* DATASET EXCERPTS:
------------------------------------------------------------
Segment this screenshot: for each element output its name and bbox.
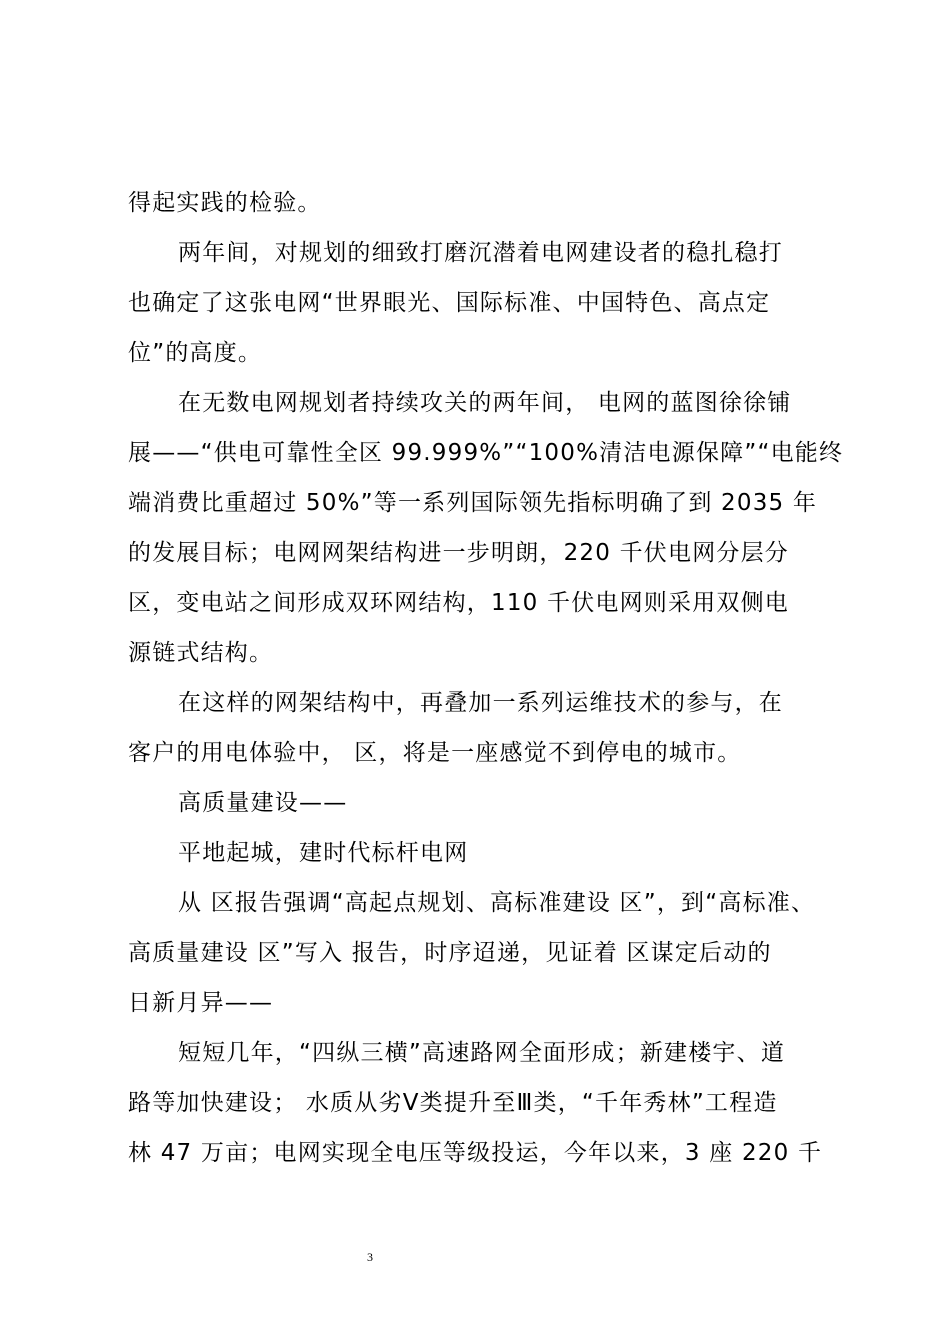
section-heading: 高质量建设—— xyxy=(178,790,348,816)
text-line: 路等加快建设； 水质从劣Ⅴ类提升至Ⅲ类，“千年秀林”工程造 xyxy=(128,1090,778,1116)
text-line: 区，变电站之间形成双环网结构，110 千伏电网则采用双侧电 xyxy=(128,590,790,616)
text-line: 展——“供电可靠性全区 99.999%”“100%清洁电源保障”“电能终 xyxy=(128,440,844,466)
text-line: 得起实践的检验。 xyxy=(128,190,322,216)
text-line: 客户的用电体验中， 区，将是一座感觉不到停电的城市。 xyxy=(128,740,742,766)
text-line: 端消费比重超过 50%”等一系列国际领先指标明确了到 2035 年 xyxy=(128,490,818,516)
text-line: 也确定了这张电网“世界眼光、国际标准、中国特色、高点定 xyxy=(128,290,771,316)
text-line: 两年间，对规划的细致打磨沉潜着电网建设者的稳扎稳打 xyxy=(178,240,783,266)
section-subheading: 平地起城，建时代标杆电网 xyxy=(178,840,469,866)
text-line: 从 区报告强调“高起点规划、高标准建设 区”，到“高标准、 xyxy=(178,890,816,916)
text-line: 位”的高度。 xyxy=(128,340,263,366)
text-line: 日新月异—— xyxy=(128,990,274,1016)
text-line: 林 47 万亩；电网实现全电压等级投运，今年以来，3 座 220 千 xyxy=(128,1140,823,1166)
text-line: 的发展目标；电网网架结构进一步明朗，220 千伏电网分层分 xyxy=(128,540,790,566)
text-line: 短短几年，“四纵三横”高速路网全面形成；新建楼宇、道 xyxy=(178,1040,786,1066)
page-number: 3 xyxy=(367,1250,373,1264)
text-line: 源链式结构。 xyxy=(128,640,274,666)
text-line: 高质量建设 区”写入 报告，时序迢递，见证着 区谋定后动的 xyxy=(128,940,772,966)
text-line: 在无数电网规划者持续攻关的两年间， 电网的蓝图徐徐铺 xyxy=(178,390,792,416)
text-line: 在这样的网架结构中，再叠加一系列运维技术的参与，在 xyxy=(178,690,783,716)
------------------------------------------------------------
* TO BE DONE: Transcribe every line of the items above word for word, leaving out the pictures.

* RIGHT ANSWER:
Segment this screenshot: for each element output its name and bbox.
section-heading: 高质量建设—— xyxy=(178,790,348,816)
text-line: 路等加快建设； 水质从劣Ⅴ类提升至Ⅲ类，“千年秀林”工程造 xyxy=(128,1090,778,1116)
text-line: 区，变电站之间形成双环网结构，110 千伏电网则采用双侧电 xyxy=(128,590,790,616)
text-line: 展——“供电可靠性全区 99.999%”“100%清洁电源保障”“电能终 xyxy=(128,440,844,466)
text-line: 得起实践的检验。 xyxy=(128,190,322,216)
text-line: 客户的用电体验中， 区，将是一座感觉不到停电的城市。 xyxy=(128,740,742,766)
text-line: 端消费比重超过 50%”等一系列国际领先指标明确了到 2035 年 xyxy=(128,490,818,516)
text-line: 也确定了这张电网“世界眼光、国际标准、中国特色、高点定 xyxy=(128,290,771,316)
text-line: 两年间，对规划的细致打磨沉潜着电网建设者的稳扎稳打 xyxy=(178,240,783,266)
section-subheading: 平地起城，建时代标杆电网 xyxy=(178,840,469,866)
text-line: 从 区报告强调“高起点规划、高标准建设 区”，到“高标准、 xyxy=(178,890,816,916)
text-line: 位”的高度。 xyxy=(128,340,263,366)
text-line: 日新月异—— xyxy=(128,990,274,1016)
text-line: 林 47 万亩；电网实现全电压等级投运，今年以来，3 座 220 千 xyxy=(128,1140,823,1166)
text-line: 的发展目标；电网网架结构进一步明朗，220 千伏电网分层分 xyxy=(128,540,790,566)
text-line: 短短几年，“四纵三横”高速路网全面形成；新建楼宇、道 xyxy=(178,1040,786,1066)
page-number: 3 xyxy=(367,1250,373,1264)
text-line: 源链式结构。 xyxy=(128,640,274,666)
text-line: 高质量建设 区”写入 报告，时序迢递，见证着 区谋定后动的 xyxy=(128,940,772,966)
text-line: 在无数电网规划者持续攻关的两年间， 电网的蓝图徐徐铺 xyxy=(178,390,792,416)
text-line: 在这样的网架结构中，再叠加一系列运维技术的参与，在 xyxy=(178,690,783,716)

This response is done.